● **GIVEN INSTRUCTION**
Please retype the data in full and exactly; the pictures are not part of the copy.

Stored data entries
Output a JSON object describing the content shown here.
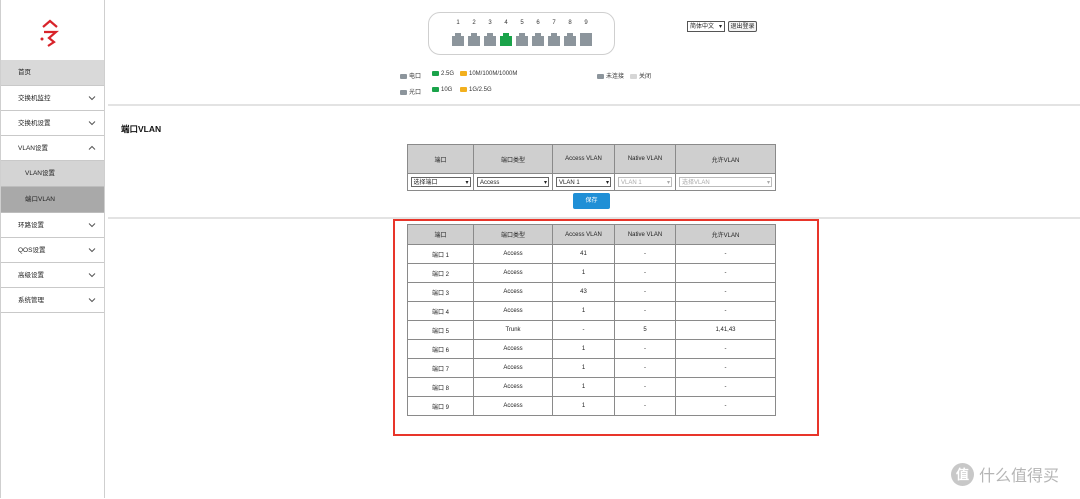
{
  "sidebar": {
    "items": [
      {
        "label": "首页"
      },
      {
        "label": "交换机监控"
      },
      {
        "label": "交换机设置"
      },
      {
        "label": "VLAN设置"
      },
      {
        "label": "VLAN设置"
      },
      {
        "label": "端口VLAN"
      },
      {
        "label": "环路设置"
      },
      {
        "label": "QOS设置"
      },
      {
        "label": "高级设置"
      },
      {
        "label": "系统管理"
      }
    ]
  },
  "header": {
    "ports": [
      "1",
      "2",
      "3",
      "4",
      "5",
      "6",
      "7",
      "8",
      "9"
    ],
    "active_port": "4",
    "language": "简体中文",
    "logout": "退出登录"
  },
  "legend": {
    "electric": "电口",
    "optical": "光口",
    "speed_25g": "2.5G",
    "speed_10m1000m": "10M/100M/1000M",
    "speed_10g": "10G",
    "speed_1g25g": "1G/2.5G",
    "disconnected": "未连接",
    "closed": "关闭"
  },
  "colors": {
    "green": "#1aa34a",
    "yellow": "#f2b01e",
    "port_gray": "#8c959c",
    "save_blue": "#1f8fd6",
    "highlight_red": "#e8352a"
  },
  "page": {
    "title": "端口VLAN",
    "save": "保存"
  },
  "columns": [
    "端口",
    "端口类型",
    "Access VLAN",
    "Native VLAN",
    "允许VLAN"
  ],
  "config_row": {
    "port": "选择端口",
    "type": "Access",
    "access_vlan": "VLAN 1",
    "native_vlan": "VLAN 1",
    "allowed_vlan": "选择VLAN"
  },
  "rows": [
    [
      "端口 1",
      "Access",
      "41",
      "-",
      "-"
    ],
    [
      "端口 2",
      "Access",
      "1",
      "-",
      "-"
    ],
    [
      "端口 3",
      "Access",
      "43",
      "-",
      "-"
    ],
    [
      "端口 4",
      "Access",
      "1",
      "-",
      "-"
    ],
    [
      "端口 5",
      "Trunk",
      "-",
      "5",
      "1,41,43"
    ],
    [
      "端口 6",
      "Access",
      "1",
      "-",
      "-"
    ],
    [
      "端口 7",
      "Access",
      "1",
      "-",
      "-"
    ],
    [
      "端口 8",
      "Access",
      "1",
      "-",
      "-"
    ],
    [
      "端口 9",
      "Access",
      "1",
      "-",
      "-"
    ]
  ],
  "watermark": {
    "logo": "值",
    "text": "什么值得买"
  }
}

● **TASK OUTPUT**
Output a JSON object describing the content shown here.
{
  "sidebar": {
    "items": [
      {
        "label": "首页"
      },
      {
        "label": "交换机监控"
      },
      {
        "label": "交换机设置"
      },
      {
        "label": "VLAN设置"
      },
      {
        "label": "VLAN设置"
      },
      {
        "label": "端口VLAN"
      },
      {
        "label": "环路设置"
      },
      {
        "label": "QOS设置"
      },
      {
        "label": "高级设置"
      },
      {
        "label": "系统管理"
      }
    ]
  },
  "header": {
    "ports": [
      "1",
      "2",
      "3",
      "4",
      "5",
      "6",
      "7",
      "8",
      "9"
    ],
    "active_port": "4",
    "language": "简体中文",
    "logout": "退出登录"
  },
  "legend": {
    "electric": "电口",
    "optical": "光口",
    "speed_25g": "2.5G",
    "speed_10m1000m": "10M/100M/1000M",
    "speed_10g": "10G",
    "speed_1g25g": "1G/2.5G",
    "disconnected": "未连接",
    "closed": "关闭"
  },
  "colors": {
    "green": "#1aa34a",
    "yellow": "#f2b01e",
    "port_gray": "#8c959c",
    "save_blue": "#1f8fd6",
    "highlight_red": "#e8352a"
  },
  "page": {
    "title": "端口VLAN",
    "save": "保存"
  },
  "columns": [
    "端口",
    "端口类型",
    "Access VLAN",
    "Native VLAN",
    "允许VLAN"
  ],
  "config_row": {
    "port": "选择端口",
    "type": "Access",
    "access_vlan": "VLAN 1",
    "native_vlan": "VLAN 1",
    "allowed_vlan": "选择VLAN"
  },
  "rows": [
    [
      "端口 1",
      "Access",
      "41",
      "-",
      "-"
    ],
    [
      "端口 2",
      "Access",
      "1",
      "-",
      "-"
    ],
    [
      "端口 3",
      "Access",
      "43",
      "-",
      "-"
    ],
    [
      "端口 4",
      "Access",
      "1",
      "-",
      "-"
    ],
    [
      "端口 5",
      "Trunk",
      "-",
      "5",
      "1,41,43"
    ],
    [
      "端口 6",
      "Access",
      "1",
      "-",
      "-"
    ],
    [
      "端口 7",
      "Access",
      "1",
      "-",
      "-"
    ],
    [
      "端口 8",
      "Access",
      "1",
      "-",
      "-"
    ],
    [
      "端口 9",
      "Access",
      "1",
      "-",
      "-"
    ]
  ],
  "watermark": {
    "logo": "值",
    "text": "什么值得买"
  }
}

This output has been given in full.